[Data rows]
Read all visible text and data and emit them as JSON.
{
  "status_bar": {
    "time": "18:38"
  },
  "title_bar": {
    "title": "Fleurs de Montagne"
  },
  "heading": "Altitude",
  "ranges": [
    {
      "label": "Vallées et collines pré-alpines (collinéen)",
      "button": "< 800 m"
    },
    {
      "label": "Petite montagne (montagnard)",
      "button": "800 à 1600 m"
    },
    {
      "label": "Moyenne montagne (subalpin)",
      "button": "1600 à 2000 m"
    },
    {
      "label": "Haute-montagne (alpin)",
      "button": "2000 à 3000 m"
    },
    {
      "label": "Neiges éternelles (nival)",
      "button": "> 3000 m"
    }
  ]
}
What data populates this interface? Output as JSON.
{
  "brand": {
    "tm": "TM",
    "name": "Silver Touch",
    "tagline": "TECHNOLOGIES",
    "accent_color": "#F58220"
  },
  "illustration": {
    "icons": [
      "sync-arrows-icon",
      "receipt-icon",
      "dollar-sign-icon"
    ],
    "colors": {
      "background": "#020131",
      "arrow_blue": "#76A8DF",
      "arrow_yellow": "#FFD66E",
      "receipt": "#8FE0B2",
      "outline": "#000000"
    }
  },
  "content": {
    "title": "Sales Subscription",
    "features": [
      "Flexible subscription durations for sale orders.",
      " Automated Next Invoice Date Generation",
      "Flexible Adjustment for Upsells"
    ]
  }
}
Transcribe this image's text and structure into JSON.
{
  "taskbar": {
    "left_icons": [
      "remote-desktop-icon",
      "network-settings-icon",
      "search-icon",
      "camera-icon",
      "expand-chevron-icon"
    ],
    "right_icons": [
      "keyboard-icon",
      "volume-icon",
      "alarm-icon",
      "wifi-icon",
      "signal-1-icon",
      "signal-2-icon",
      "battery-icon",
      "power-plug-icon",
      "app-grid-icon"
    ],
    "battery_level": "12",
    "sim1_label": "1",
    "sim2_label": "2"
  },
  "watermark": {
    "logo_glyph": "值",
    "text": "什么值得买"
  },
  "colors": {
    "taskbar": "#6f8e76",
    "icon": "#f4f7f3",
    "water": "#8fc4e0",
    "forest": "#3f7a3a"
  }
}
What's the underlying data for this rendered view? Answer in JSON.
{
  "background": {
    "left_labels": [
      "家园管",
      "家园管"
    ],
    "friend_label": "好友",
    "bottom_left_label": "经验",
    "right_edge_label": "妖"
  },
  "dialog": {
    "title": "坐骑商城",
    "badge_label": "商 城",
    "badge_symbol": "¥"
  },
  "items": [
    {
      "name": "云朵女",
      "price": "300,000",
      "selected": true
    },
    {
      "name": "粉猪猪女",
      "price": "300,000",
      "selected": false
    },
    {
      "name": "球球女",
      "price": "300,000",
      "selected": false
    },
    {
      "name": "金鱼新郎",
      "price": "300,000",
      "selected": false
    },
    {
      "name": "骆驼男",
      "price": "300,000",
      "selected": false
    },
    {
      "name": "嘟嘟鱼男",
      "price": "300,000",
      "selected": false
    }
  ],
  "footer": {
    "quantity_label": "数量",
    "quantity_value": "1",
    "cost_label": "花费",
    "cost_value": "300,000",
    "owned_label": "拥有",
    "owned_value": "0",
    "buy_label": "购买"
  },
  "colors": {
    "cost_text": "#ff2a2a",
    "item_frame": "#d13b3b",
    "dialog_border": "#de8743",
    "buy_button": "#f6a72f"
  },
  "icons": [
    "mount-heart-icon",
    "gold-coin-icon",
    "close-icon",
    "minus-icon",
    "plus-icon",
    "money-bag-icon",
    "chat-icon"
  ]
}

[Exercise prompt] Nothing should be changed: write out all of the data as is.

[The answer]
Read all visible text and data and emit them as JSON.
{
  "status_bar": {
    "time": "18:38"
  },
  "title_bar": {
    "title": "Fleurs de Montagne"
  },
  "heading": "Altitude",
  "ranges": [
    {
      "label": "Vallées et collines pré-alpines (collinéen)",
      "button": "< 800 m"
    },
    {
      "label": "Petite montagne (montagnard)",
      "button": "800 à 1600 m"
    },
    {
      "label": "Moyenne montagne (subalpin)",
      "button": "1600 à 2000 m"
    },
    {
      "label": "Haute-montagne (alpin)",
      "button": "2000 à 3000 m"
    },
    {
      "label": "Neiges éternelles (nival)",
      "button": "> 3000 m"
    }
  ]
}
What data populates this interface? Output as JSON.
{
  "brand": {
    "tm": "TM",
    "name": "Silver Touch",
    "tagline": "TECHNOLOGIES",
    "accent_color": "#F58220"
  },
  "illustration": {
    "icons": [
      "sync-arrows-icon",
      "receipt-icon",
      "dollar-sign-icon"
    ],
    "colors": {
      "background": "#020131",
      "arrow_blue": "#76A8DF",
      "arrow_yellow": "#FFD66E",
      "receipt": "#8FE0B2",
      "outline": "#000000"
    }
  },
  "content": {
    "title": "Sales Subscription",
    "features": [
      "Flexible subscription durations for sale orders.",
      " Automated Next Invoice Date Generation",
      "Flexible Adjustment for Upsells"
    ]
  }
}
Transcribe this image's text and structure into JSON.
{
  "taskbar": {
    "left_icons": [
      "remote-desktop-icon",
      "network-settings-icon",
      "search-icon",
      "camera-icon",
      "expand-chevron-icon"
    ],
    "right_icons": [
      "keyboard-icon",
      "volume-icon",
      "alarm-icon",
      "wifi-icon",
      "signal-1-icon",
      "signal-2-icon",
      "battery-icon",
      "power-plug-icon",
      "app-grid-icon"
    ],
    "battery_level": "12",
    "sim1_label": "1",
    "sim2_label": "2"
  },
  "watermark": {
    "logo_glyph": "值",
    "text": "什么值得买"
  },
  "colors": {
    "taskbar": "#6f8e76",
    "icon": "#f4f7f3",
    "water": "#8fc4e0",
    "forest": "#3f7a3a"
  }
}
What's the underlying data for this rendered view? Answer in JSON.
{
  "background": {
    "left_labels": [
      "家园管",
      "家园管"
    ],
    "friend_label": "好友",
    "bottom_left_label": "经验",
    "right_edge_label": "妖"
  },
  "dialog": {
    "title": "坐骑商城",
    "badge_label": "商 城",
    "badge_symbol": "¥"
  },
  "items": [
    {
      "name": "云朵女",
      "price": "300,000",
      "selected": true
    },
    {
      "name": "粉猪猪女",
      "price": "300,000",
      "selected": false
    },
    {
      "name": "球球女",
      "price": "300,000",
      "selected": false
    },
    {
      "name": "金鱼新郎",
      "price": "300,000",
      "selected": false
    },
    {
      "name": "骆驼男",
      "price": "300,000",
      "selected": false
    },
    {
      "name": "嘟嘟鱼男",
      "price": "300,000",
      "selected": false
    }
  ],
  "footer": {
    "quantity_label": "数量",
    "quantity_value": "1",
    "cost_label": "花费",
    "cost_value": "300,000",
    "owned_label": "拥有",
    "owned_value": "0",
    "buy_label": "购买"
  },
  "colors": {
    "cost_text": "#ff2a2a",
    "item_frame": "#d13b3b",
    "dialog_border": "#de8743",
    "buy_button": "#f6a72f"
  },
  "icons": [
    "mount-heart-icon",
    "gold-coin-icon",
    "close-icon",
    "minus-icon",
    "plus-icon",
    "money-bag-icon",
    "chat-icon"
  ]
}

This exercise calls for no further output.